### SHORT PROBLEM
Which lines include the word "drivstoff"? Copy each of them.

(Saved entries)

++++++++++

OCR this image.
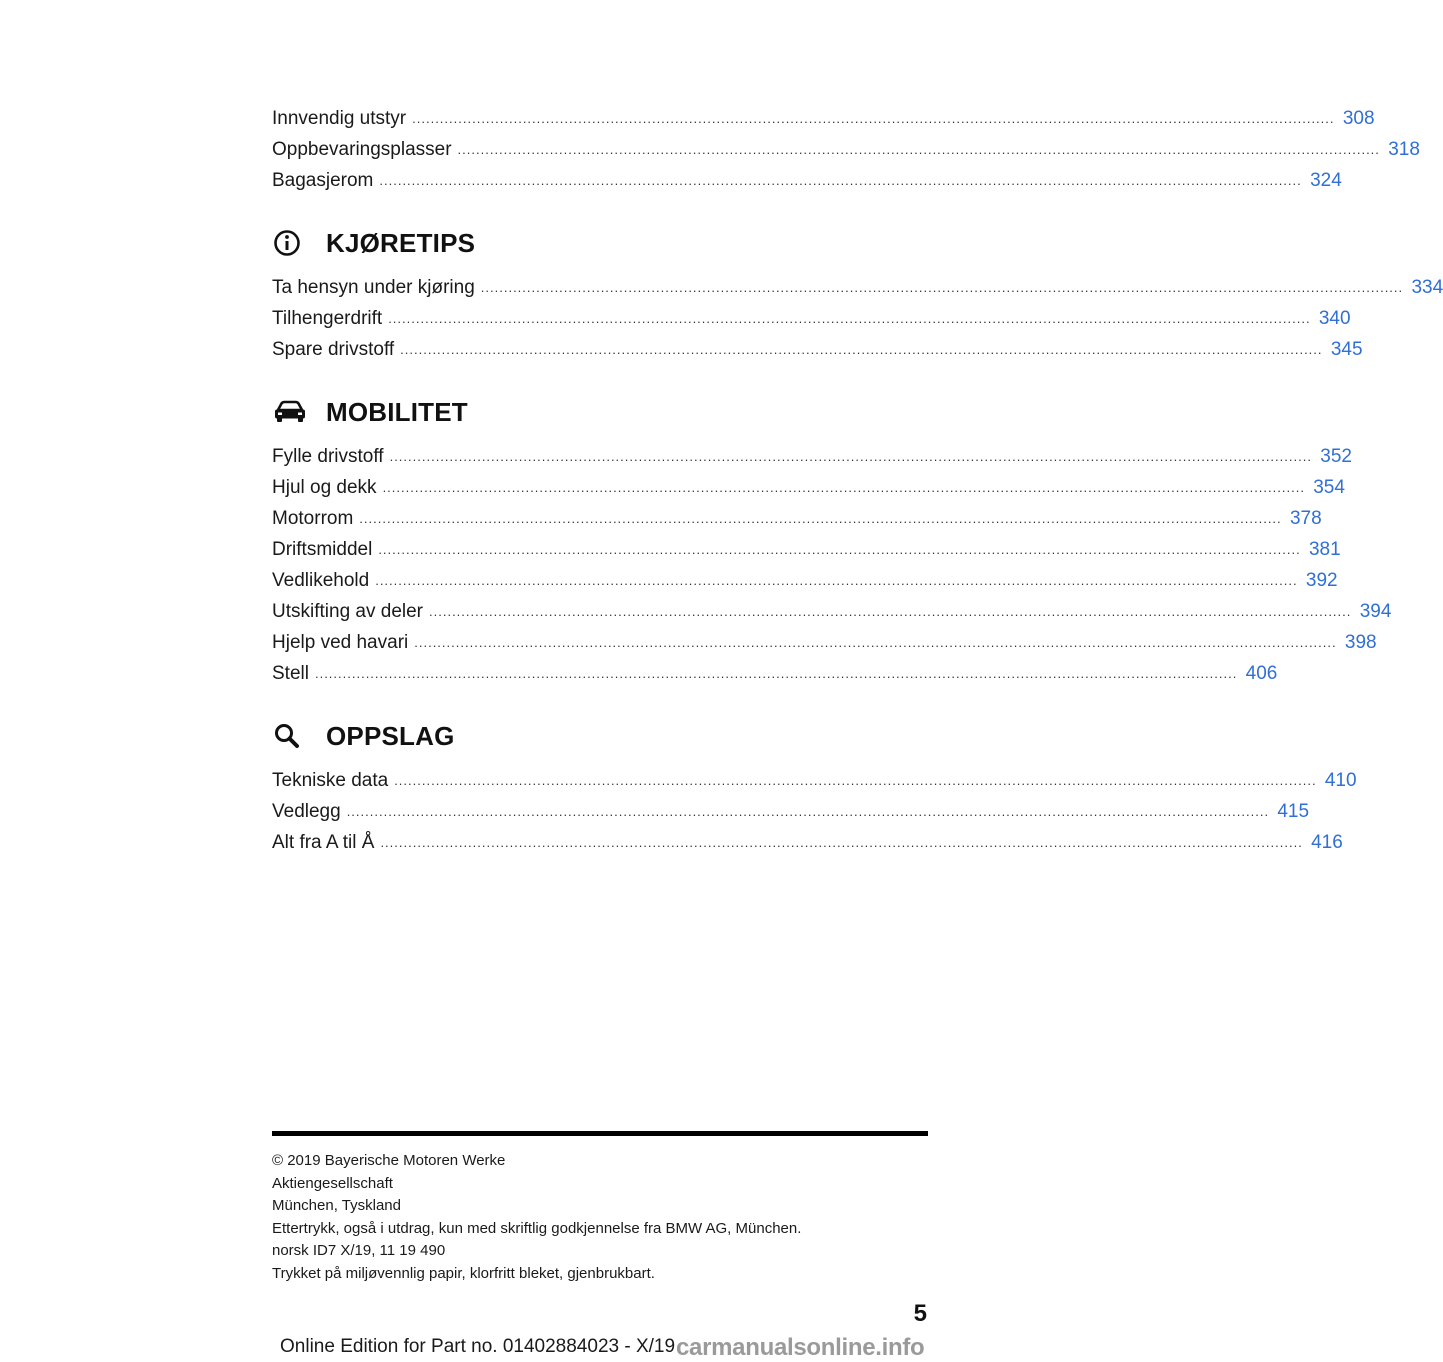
Innvendig utstyr ........................................................................................................................................................................................................ 308
Oppbevaringsplasser ........................................................................................................................................................................................................ 318
Bagasjerom ........................................................................................................................................................................................................ 324
KJØRETIPS
Ta hensyn under kjøring ........................................................................................................................................................................................................ 334
Tilhengerdrift ........................................................................................................................................................................................................ 340
Spare drivstoff ........................................................................................................................................................................................................ 345
MOBILITET
Fylle drivstoff ........................................................................................................................................................................................................ 352
Hjul og dekk ........................................................................................................................................................................................................ 354
Motorrom ........................................................................................................................................................................................................ 378
Driftsmiddel ........................................................................................................................................................................................................ 381
Vedlikehold ........................................................................................................................................................................................................ 392
Utskifting av deler ........................................................................................................................................................................................................ 394
Hjelp ved havari ........................................................................................................................................................................................................ 398
Stell ........................................................................................................................................................................................................ 406
OPPSLAG
Tekniske data ........................................................................................................................................................................................................ 410
Vedlegg ........................................................................................................................................................................................................ 415
Alt fra A til Å ........................................................................................................................................................................................................ 416
© 2019 Bayerische Motoren Werke
Aktiengesellschaft
München, Tyskland
Ettertrykk, også i utdrag, kun med skriftlig godkjennelse fra BMW AG, München.
norsk ID7 X/19, 11 19 490
Trykket på miljøvennlig papir, klorfritt bleket, gjenbrukbart.
5
Online Edition for Part no. 01402884023 - X/19 carmanualsonline.info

++++++++++

### IN RESPONSE
Spare drivstoff ........................................................................................................................................................................................................ 345
Fylle drivstoff ........................................................................................................................................................................................................ 352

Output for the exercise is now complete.